→ **WHAT IS REQUIRED**: Scan the data below for the string "danni". Copy every line where it appears.

→ **ENTRIES SHOWN**:
____

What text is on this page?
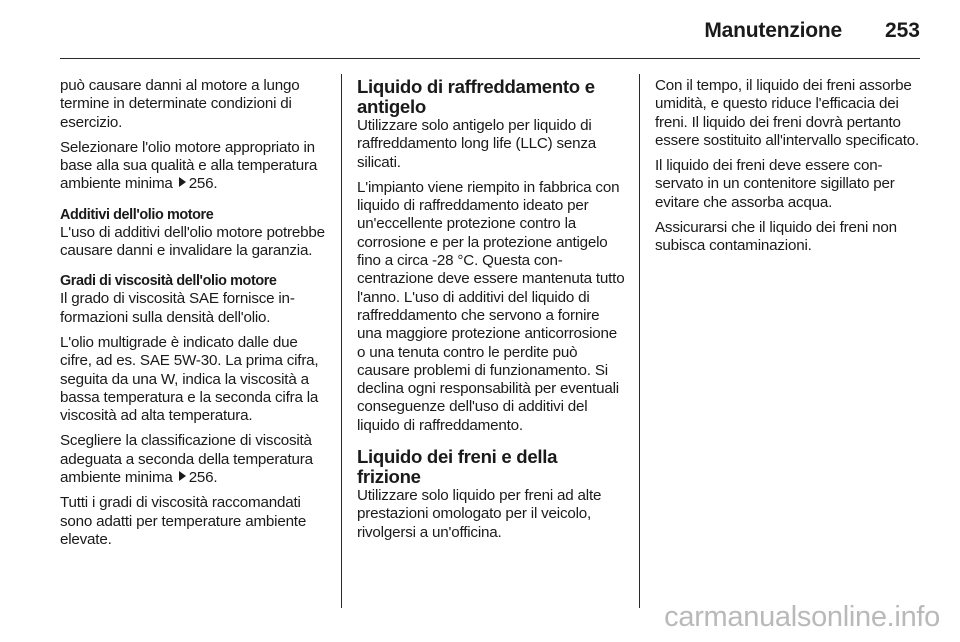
Manutenzione 253

può causare danni al motore a lungo termine in determinate condizioni di esercizio.

Selezionare l'olio motore appropriato in base alla sua qualità e alla temperatura ambiente minima 256.

Additivi dell'olio motore

L'uso di additivi dell'olio motore potrebbe causare danni e invalidare la garanzia.

Gradi di viscosità dell'olio motore

Il grado di viscosità SAE fornisce informazioni sulla densità dell'olio.

L'olio multigrade è indicato dalle due cifre, ad es. SAE 5W-30. La prima cifra, seguita da una W, indica la viscosità a bassa temperatura e la seconda cifra la viscosità ad alta temperatura.

Scegliere la classificazione di viscosità adeguata a seconda della temperatura ambiente minima 256.

Tutti i gradi di viscosità raccomandati sono adatti per temperature ambiente elevate.

Liquido di raffreddamento e antigelo

Utilizzare solo antigelo per liquido di raffreddamento long life (LLC) senza silicati.

L'impianto viene riempito in fabbrica con liquido di raffreddamento ideato per un'eccellente protezione contro la corrosione e per la protezione antigelo fino a circa -28 °C. Questa concentrazione deve essere mantenuta tutto l'anno. L'uso di additivi del liquido di raffreddamento che servono a fornire una maggiore protezione anticorrosione o una tenuta contro le perdite può causare problemi di funzionamento. Si declina ogni responsabilità per eventuali conseguenze dell'uso di additivi del liquido di raffreddamento.

Liquido dei freni e della frizione

Utilizzare solo liquido per freni ad alte prestazioni omologato per il veicolo, rivolgersi a un'officina.

Con il tempo, il liquido dei freni assorbe umidità, e questo riduce l'efficacia dei freni. Il liquido dei freni dovrà pertanto essere sostituito all'intervallo specificato.

Il liquido dei freni deve essere conservato in un contenitore sigillato per evitare che assorba acqua.

Assicurarsi che il liquido dei freni non subisca contaminazioni.

carmanualsonline.info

____

→ **TASK OUTPUT**:
può causare danni al motore a lungo termine in determinate condizioni di esercizio.
L'uso di additivi dell'olio motore potrebbe causare danni e invalidare la garanzia.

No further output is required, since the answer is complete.